Exercise brief:
Copy every line of the following data that includes the string "décembre".

── Records for this task

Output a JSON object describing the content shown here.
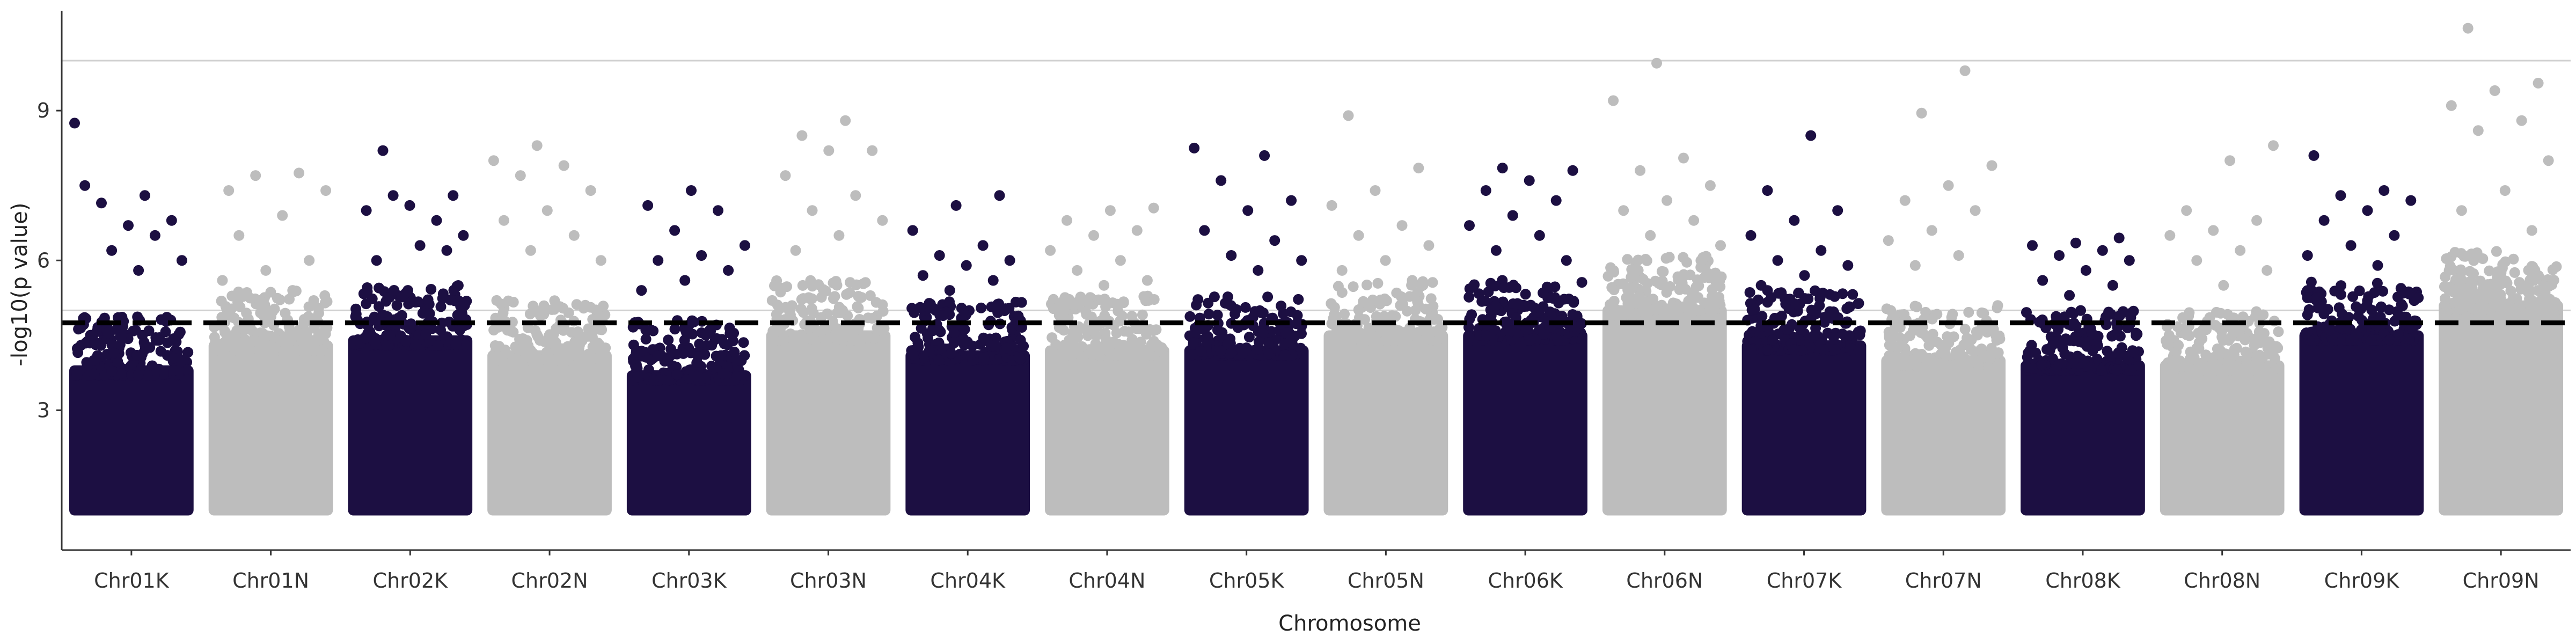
{
  "chart_data": {
    "type": "scatter",
    "subtype": "manhattan",
    "title": "",
    "xlabel": "Chromosome",
    "ylabel": "-log10(p value)",
    "ylim": [
      0.2,
      11.0
    ],
    "yticks": [
      3,
      6,
      9
    ],
    "grid": false,
    "legend": "none",
    "colors": {
      "dark": "#1c0f42",
      "light": "#bdbdbd",
      "threshold_line": "#000000",
      "reference_line": "#d0d0d0",
      "axis": "#333333"
    },
    "threshold": {
      "value": 4.75,
      "style": "dashed"
    },
    "reference_lines": [
      10.0,
      5.0
    ],
    "categories": [
      "Chr01K",
      "Chr01N",
      "Chr02K",
      "Chr02N",
      "Chr03K",
      "Chr03N",
      "Chr04K",
      "Chr04N",
      "Chr05K",
      "Chr05N",
      "Chr06K",
      "Chr06N",
      "Chr07K",
      "Chr07N",
      "Chr08K",
      "Chr08N",
      "Chr09K",
      "Chr09N"
    ],
    "series": [
      {
        "chromosome": "Chr01K",
        "color": "dark",
        "base_max": 4.3,
        "top_points": [
          8.75,
          7.3,
          7.15,
          6.8,
          6.7,
          7.5,
          6.5,
          6.2,
          6.0,
          5.8
        ]
      },
      {
        "chromosome": "Chr01N",
        "color": "light",
        "base_max": 4.8,
        "top_points": [
          7.4,
          7.75,
          7.7,
          7.4,
          6.9,
          6.5,
          6.0,
          5.8,
          5.6,
          5.4
        ]
      },
      {
        "chromosome": "Chr02K",
        "color": "dark",
        "base_max": 4.9,
        "top_points": [
          8.2,
          7.3,
          7.1,
          7.0,
          6.8,
          7.3,
          6.5,
          6.3,
          6.0,
          6.2
        ]
      },
      {
        "chromosome": "Chr02N",
        "color": "light",
        "base_max": 4.6,
        "top_points": [
          8.3,
          8.0,
          7.9,
          7.7,
          7.4,
          7.0,
          6.8,
          6.5,
          6.2,
          6.0
        ]
      },
      {
        "chromosome": "Chr03K",
        "color": "dark",
        "base_max": 4.2,
        "top_points": [
          7.4,
          7.1,
          7.0,
          6.6,
          6.3,
          6.1,
          6.0,
          5.8,
          5.6,
          5.4
        ]
      },
      {
        "chromosome": "Chr03N",
        "color": "light",
        "base_max": 5.0,
        "top_points": [
          8.8,
          8.5,
          8.2,
          8.2,
          7.7,
          7.3,
          7.0,
          6.8,
          6.5,
          6.2
        ]
      },
      {
        "chromosome": "Chr04K",
        "color": "dark",
        "base_max": 4.6,
        "top_points": [
          7.3,
          7.1,
          6.6,
          6.3,
          6.1,
          6.0,
          5.9,
          5.7,
          5.6,
          5.4
        ]
      },
      {
        "chromosome": "Chr04N",
        "color": "light",
        "base_max": 4.7,
        "top_points": [
          7.05,
          7.0,
          6.8,
          6.6,
          6.5,
          6.2,
          6.0,
          5.8,
          5.6,
          5.5
        ]
      },
      {
        "chromosome": "Chr05K",
        "color": "dark",
        "base_max": 4.7,
        "top_points": [
          8.25,
          8.1,
          7.6,
          7.2,
          7.0,
          6.6,
          6.4,
          6.1,
          6.0,
          5.8
        ]
      },
      {
        "chromosome": "Chr05N",
        "color": "light",
        "base_max": 5.0,
        "top_points": [
          8.9,
          7.85,
          7.4,
          7.1,
          6.7,
          6.5,
          6.3,
          6.0,
          5.8,
          5.6
        ]
      },
      {
        "chromosome": "Chr06K",
        "color": "dark",
        "base_max": 5.0,
        "top_points": [
          7.85,
          7.8,
          7.6,
          7.4,
          7.2,
          6.9,
          6.7,
          6.5,
          6.2,
          6.0
        ]
      },
      {
        "chromosome": "Chr06N",
        "color": "light",
        "base_max": 5.5,
        "top_points": [
          9.95,
          9.2,
          8.05,
          7.8,
          7.5,
          7.2,
          7.0,
          6.8,
          6.5,
          6.3
        ]
      },
      {
        "chromosome": "Chr07K",
        "color": "dark",
        "base_max": 4.8,
        "top_points": [
          8.5,
          7.4,
          7.0,
          6.8,
          6.5,
          6.2,
          6.0,
          5.9,
          5.7,
          5.5
        ]
      },
      {
        "chromosome": "Chr07N",
        "color": "light",
        "base_max": 4.5,
        "top_points": [
          9.8,
          8.95,
          7.9,
          7.5,
          7.2,
          7.0,
          6.6,
          6.4,
          6.1,
          5.9
        ]
      },
      {
        "chromosome": "Chr08K",
        "color": "dark",
        "base_max": 4.4,
        "top_points": [
          6.45,
          6.35,
          6.3,
          6.2,
          6.1,
          6.0,
          5.8,
          5.6,
          5.5,
          5.3
        ]
      },
      {
        "chromosome": "Chr08N",
        "color": "light",
        "base_max": 4.4,
        "top_points": [
          8.3,
          8.0,
          7.0,
          6.8,
          6.6,
          6.5,
          6.2,
          6.0,
          5.8,
          5.5
        ]
      },
      {
        "chromosome": "Chr09K",
        "color": "dark",
        "base_max": 5.0,
        "top_points": [
          8.1,
          7.4,
          7.3,
          7.2,
          7.0,
          6.8,
          6.5,
          6.3,
          6.1,
          5.9
        ]
      },
      {
        "chromosome": "Chr09N",
        "color": "light",
        "base_max": 5.6,
        "top_points": [
          10.65,
          9.55,
          9.4,
          9.1,
          8.8,
          8.6,
          8.0,
          7.4,
          7.0,
          6.6
        ]
      }
    ]
  }
}
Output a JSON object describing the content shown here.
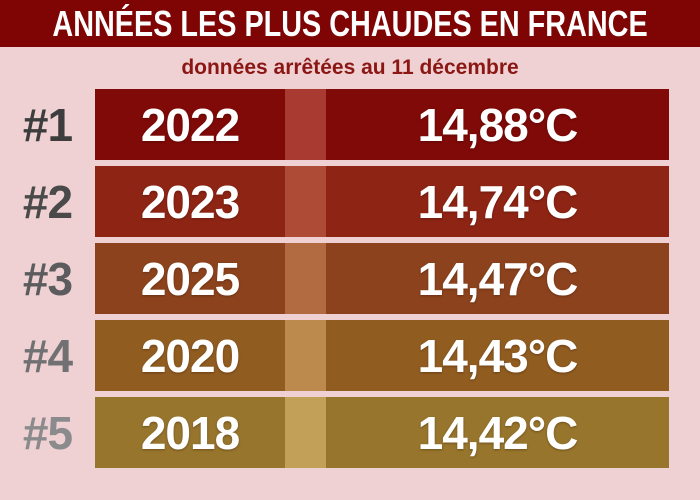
{
  "header": {
    "title": "ANNÉES LES PLUS CHAUDES EN FRANCE"
  },
  "subtitle": "données arrêtées au 11 décembre",
  "colors": {
    "background": "#efd1d3",
    "header_bg": "#7f0505",
    "title_text": "#ffffff",
    "subtitle_text": "#8b1715",
    "value_text": "#ffffff"
  },
  "rows": [
    {
      "rank": "#1",
      "year": "2022",
      "temperature": "14,88°C",
      "bar_color": "#7f0a08",
      "stripe_color": "#a93a32",
      "rank_color": "#3d3d3d"
    },
    {
      "rank": "#2",
      "year": "2023",
      "temperature": "14,74°C",
      "bar_color": "#8e2414",
      "stripe_color": "#ad4b36",
      "rank_color": "#4a4a4a"
    },
    {
      "rank": "#3",
      "year": "2025",
      "temperature": "14,47°C",
      "bar_color": "#8c431d",
      "stripe_color": "#b26a41",
      "rank_color": "#5c5c5e"
    },
    {
      "rank": "#4",
      "year": "2020",
      "temperature": "14,43°C",
      "bar_color": "#905c20",
      "stripe_color": "#bd8a4e",
      "rank_color": "#717173"
    },
    {
      "rank": "#5",
      "year": "2018",
      "temperature": "14,42°C",
      "bar_color": "#97752c",
      "stripe_color": "#c2a057",
      "rank_color": "#8b8b8d"
    }
  ],
  "chart_data": {
    "type": "table",
    "title": "ANNÉES LES PLUS CHAUDES EN FRANCE",
    "subtitle": "données arrêtées au 11 décembre",
    "rows": [
      {
        "rank": 1,
        "year": 2022,
        "temperature_c": 14.88,
        "temperature_label": "14,88°C"
      },
      {
        "rank": 2,
        "year": 2023,
        "temperature_c": 14.74,
        "temperature_label": "14,74°C"
      },
      {
        "rank": 3,
        "year": 2025,
        "temperature_c": 14.47,
        "temperature_label": "14,47°C"
      },
      {
        "rank": 4,
        "year": 2020,
        "temperature_c": 14.43,
        "temperature_label": "14,43°C"
      },
      {
        "rank": 5,
        "year": 2018,
        "temperature_c": 14.42,
        "temperature_label": "14,42°C"
      }
    ],
    "layout_hints": {
      "orientation": "ranked horizontal bars, full-width equal length",
      "color_scale": "dark red (hottest) to golden brown (5th)",
      "legend": "none",
      "grid": "off"
    }
  }
}
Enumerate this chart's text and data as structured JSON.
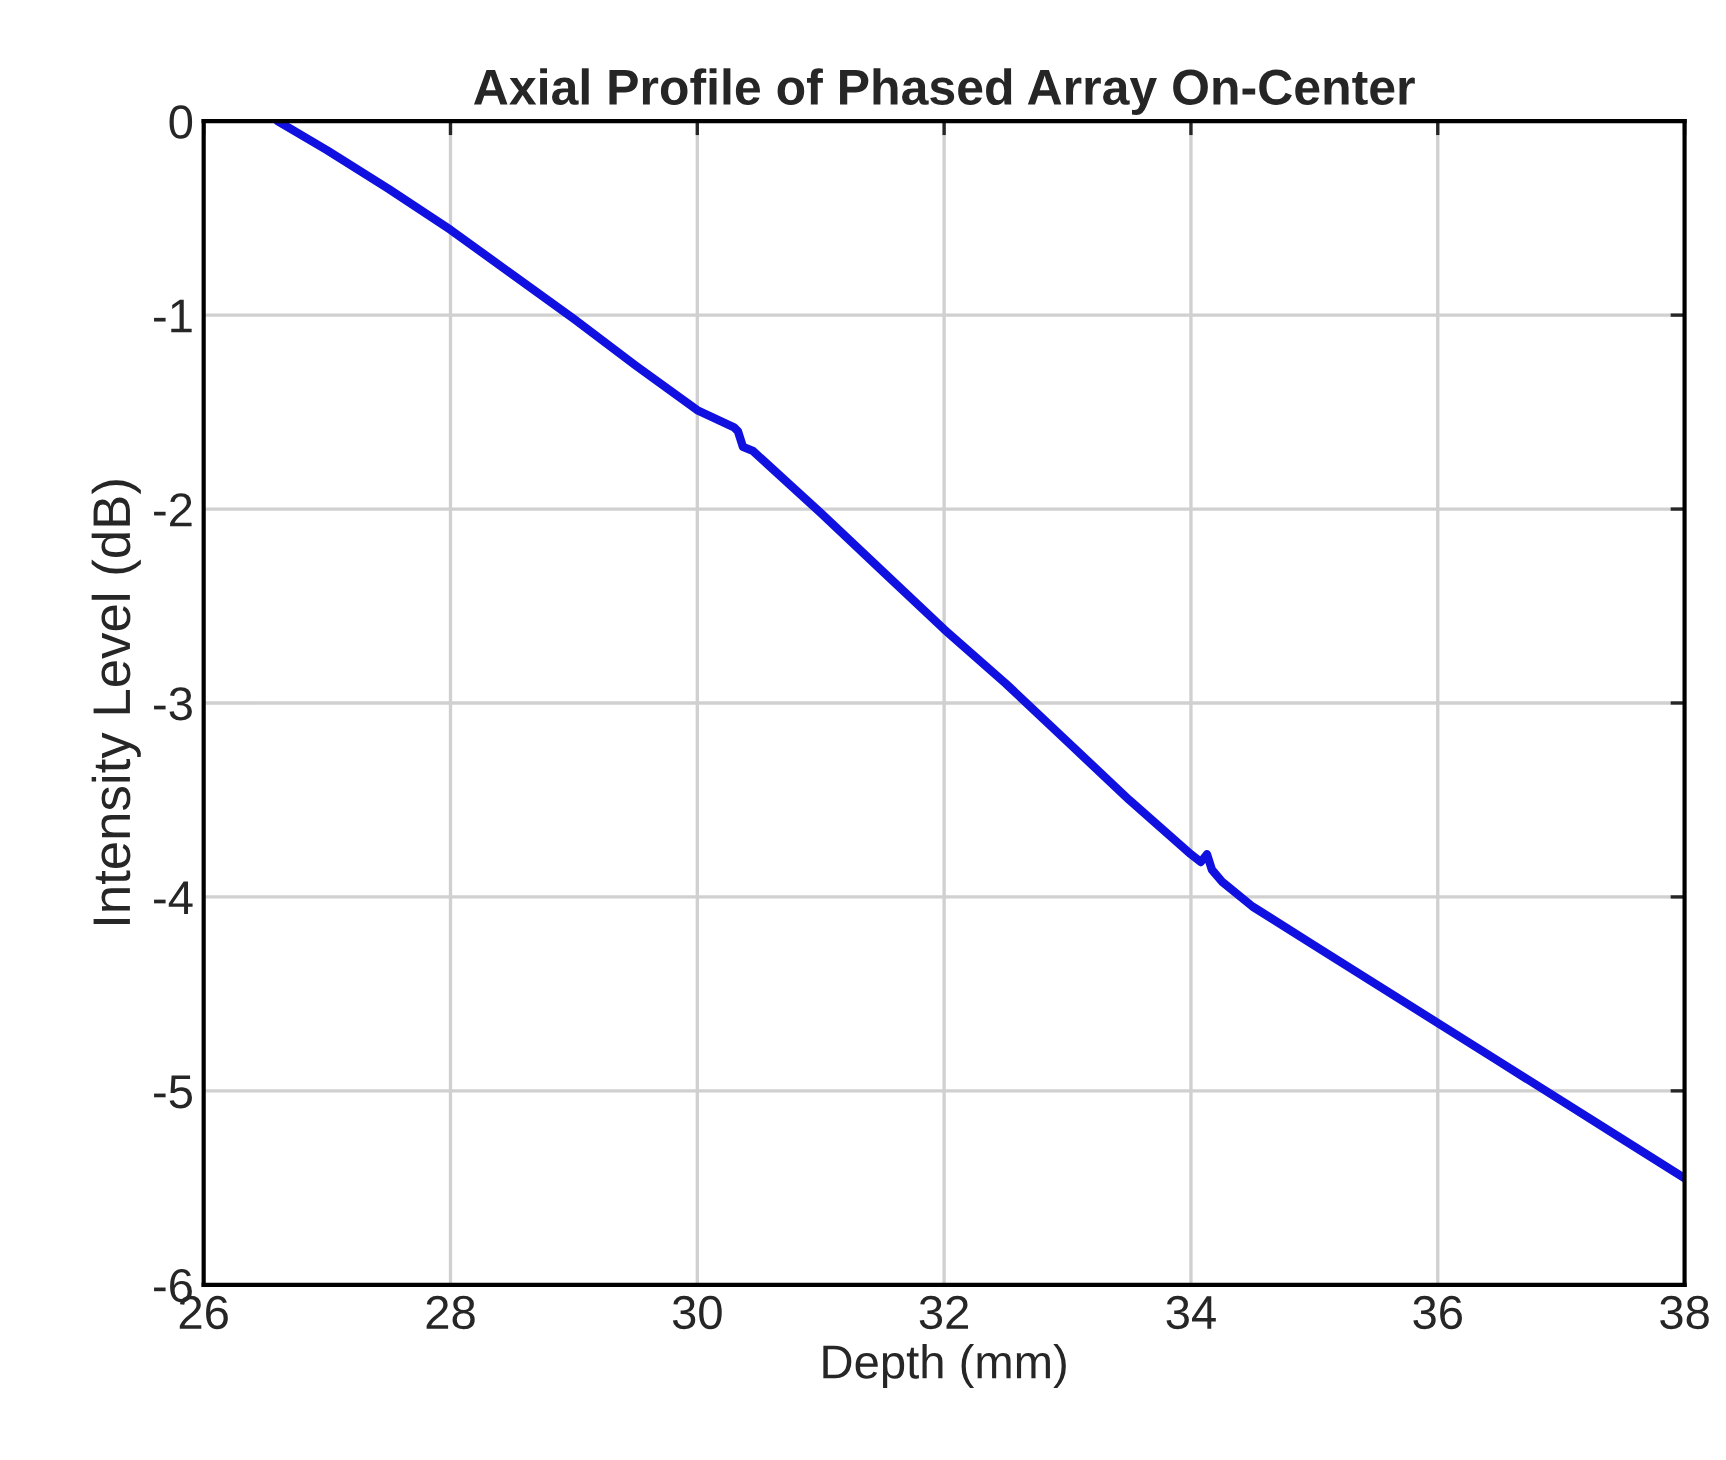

────

Solution to this problem:
  "subtitle": "données arrêtées au 11 décembre",
    "subtitle": "données arrêtées au 11 décembre",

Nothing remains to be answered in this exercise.